What you will do
Copy out all lines that carry the word "sodium".

--- Begin ---

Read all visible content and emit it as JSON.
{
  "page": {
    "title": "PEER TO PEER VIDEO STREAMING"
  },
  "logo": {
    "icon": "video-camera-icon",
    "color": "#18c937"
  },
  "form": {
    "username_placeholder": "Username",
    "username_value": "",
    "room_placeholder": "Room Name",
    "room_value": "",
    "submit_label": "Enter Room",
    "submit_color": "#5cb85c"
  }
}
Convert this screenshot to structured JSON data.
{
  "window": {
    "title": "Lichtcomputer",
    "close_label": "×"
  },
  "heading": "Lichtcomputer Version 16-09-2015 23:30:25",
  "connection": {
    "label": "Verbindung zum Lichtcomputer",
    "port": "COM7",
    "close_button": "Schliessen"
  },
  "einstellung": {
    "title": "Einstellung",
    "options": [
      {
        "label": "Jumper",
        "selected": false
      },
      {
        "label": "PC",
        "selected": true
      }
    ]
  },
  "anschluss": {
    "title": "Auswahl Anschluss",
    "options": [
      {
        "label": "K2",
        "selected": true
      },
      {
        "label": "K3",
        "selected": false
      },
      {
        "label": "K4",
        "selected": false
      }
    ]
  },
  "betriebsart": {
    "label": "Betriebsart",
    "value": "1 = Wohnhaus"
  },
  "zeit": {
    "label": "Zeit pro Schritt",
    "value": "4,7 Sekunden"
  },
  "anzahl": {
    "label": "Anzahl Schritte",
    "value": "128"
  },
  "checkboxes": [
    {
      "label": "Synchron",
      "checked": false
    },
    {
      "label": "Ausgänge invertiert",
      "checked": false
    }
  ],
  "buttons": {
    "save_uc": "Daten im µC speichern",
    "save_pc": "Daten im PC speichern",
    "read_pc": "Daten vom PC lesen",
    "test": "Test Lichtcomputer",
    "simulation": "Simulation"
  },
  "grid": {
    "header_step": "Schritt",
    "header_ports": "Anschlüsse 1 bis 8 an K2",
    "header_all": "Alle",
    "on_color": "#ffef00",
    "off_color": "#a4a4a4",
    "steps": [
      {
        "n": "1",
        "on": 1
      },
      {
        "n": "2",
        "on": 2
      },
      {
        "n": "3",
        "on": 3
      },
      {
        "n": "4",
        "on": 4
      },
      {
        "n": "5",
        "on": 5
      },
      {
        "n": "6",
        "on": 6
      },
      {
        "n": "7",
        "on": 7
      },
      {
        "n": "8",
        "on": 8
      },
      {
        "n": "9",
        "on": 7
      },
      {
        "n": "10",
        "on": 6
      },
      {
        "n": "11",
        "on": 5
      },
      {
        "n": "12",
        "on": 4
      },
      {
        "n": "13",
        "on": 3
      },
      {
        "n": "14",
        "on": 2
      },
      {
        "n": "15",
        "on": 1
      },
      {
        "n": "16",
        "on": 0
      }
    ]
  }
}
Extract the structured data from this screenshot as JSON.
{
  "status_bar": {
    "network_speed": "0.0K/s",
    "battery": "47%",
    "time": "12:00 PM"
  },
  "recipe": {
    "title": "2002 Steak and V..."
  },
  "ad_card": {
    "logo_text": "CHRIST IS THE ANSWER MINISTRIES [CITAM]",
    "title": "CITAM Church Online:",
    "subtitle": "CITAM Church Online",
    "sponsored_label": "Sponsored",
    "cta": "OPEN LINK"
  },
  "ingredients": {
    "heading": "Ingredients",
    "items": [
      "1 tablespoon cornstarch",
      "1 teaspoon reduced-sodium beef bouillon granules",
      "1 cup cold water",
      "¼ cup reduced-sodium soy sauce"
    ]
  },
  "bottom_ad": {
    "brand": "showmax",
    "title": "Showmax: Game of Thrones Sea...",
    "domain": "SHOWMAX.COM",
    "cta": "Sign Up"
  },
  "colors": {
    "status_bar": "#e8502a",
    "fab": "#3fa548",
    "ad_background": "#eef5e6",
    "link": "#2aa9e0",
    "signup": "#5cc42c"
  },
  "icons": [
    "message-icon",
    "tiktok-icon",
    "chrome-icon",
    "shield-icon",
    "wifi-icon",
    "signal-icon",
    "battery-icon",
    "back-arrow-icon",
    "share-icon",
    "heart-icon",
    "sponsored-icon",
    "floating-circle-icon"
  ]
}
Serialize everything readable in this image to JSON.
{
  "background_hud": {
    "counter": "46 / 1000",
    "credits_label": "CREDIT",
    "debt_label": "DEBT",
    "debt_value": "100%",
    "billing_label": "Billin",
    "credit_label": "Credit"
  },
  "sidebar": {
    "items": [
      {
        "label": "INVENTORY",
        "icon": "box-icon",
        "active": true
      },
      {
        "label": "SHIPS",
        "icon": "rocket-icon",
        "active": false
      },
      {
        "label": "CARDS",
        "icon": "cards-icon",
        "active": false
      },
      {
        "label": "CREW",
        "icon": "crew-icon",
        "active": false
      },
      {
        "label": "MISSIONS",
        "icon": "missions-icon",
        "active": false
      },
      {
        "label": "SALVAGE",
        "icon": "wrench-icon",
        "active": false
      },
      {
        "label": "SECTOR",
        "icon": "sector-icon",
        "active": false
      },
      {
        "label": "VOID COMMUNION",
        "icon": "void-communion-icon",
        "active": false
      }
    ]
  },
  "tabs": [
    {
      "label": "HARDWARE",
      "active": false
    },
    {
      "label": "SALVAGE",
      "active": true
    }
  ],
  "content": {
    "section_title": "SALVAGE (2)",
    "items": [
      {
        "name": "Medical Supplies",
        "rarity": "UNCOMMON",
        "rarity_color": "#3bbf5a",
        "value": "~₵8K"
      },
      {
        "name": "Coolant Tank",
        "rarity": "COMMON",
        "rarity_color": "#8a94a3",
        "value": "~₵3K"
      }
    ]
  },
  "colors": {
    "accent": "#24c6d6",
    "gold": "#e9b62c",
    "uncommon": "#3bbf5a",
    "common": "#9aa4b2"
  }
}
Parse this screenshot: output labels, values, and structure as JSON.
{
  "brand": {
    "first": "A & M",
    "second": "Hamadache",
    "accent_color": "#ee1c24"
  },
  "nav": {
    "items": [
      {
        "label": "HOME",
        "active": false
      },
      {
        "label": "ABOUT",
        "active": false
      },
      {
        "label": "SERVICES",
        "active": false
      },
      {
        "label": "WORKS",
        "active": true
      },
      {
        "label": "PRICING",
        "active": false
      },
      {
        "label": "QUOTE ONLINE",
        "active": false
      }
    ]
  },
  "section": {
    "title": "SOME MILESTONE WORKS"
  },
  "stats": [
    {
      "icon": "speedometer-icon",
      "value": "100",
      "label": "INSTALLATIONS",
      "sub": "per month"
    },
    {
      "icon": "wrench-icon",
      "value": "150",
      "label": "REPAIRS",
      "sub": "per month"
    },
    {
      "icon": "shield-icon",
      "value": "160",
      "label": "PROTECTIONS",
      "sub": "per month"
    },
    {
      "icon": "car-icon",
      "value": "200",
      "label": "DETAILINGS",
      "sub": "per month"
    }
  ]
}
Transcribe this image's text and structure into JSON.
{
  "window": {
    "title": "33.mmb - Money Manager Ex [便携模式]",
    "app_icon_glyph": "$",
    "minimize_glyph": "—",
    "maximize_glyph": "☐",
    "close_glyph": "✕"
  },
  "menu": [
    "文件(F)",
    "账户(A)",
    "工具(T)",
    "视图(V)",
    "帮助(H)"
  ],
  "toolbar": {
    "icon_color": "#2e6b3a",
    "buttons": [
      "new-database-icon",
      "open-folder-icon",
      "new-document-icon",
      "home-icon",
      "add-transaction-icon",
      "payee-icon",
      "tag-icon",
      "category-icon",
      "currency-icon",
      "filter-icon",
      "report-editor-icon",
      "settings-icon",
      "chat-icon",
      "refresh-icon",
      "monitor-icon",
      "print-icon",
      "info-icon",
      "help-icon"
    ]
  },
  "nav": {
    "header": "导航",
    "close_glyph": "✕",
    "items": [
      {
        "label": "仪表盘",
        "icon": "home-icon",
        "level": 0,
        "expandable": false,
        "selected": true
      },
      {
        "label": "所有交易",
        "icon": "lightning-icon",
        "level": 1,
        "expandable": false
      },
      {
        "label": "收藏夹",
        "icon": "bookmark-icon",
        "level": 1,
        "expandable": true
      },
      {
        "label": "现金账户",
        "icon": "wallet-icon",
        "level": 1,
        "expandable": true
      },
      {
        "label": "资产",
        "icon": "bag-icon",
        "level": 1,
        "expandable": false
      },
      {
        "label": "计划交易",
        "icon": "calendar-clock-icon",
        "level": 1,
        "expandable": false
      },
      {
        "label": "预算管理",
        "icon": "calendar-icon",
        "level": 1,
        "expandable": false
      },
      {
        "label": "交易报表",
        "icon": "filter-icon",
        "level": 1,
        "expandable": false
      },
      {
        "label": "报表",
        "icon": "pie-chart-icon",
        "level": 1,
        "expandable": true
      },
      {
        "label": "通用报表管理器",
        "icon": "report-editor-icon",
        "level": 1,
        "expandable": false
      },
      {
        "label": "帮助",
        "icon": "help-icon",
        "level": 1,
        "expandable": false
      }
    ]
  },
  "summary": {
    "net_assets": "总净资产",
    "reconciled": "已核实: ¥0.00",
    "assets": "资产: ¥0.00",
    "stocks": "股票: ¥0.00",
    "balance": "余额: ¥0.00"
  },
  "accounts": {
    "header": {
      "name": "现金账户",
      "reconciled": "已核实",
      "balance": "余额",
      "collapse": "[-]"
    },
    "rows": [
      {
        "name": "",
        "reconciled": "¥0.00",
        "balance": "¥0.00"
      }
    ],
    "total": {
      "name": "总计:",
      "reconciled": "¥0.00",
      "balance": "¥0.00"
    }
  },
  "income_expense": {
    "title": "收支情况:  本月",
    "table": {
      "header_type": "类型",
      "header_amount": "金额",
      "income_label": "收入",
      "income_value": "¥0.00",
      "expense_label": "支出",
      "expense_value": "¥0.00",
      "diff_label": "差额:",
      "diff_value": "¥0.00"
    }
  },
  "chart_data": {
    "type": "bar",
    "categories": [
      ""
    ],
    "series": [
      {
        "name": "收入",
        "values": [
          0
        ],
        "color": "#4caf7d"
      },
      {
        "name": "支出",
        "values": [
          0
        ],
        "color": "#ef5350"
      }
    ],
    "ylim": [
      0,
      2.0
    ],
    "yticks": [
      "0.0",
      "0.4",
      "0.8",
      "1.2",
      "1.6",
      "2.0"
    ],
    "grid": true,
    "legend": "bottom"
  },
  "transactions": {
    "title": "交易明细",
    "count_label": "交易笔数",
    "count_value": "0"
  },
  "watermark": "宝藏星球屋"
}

--- End ---

Task response
      "1 teaspoon reduced-sodium beef bouillon granules",
      "¼ cup reduced-sodium soy sauce"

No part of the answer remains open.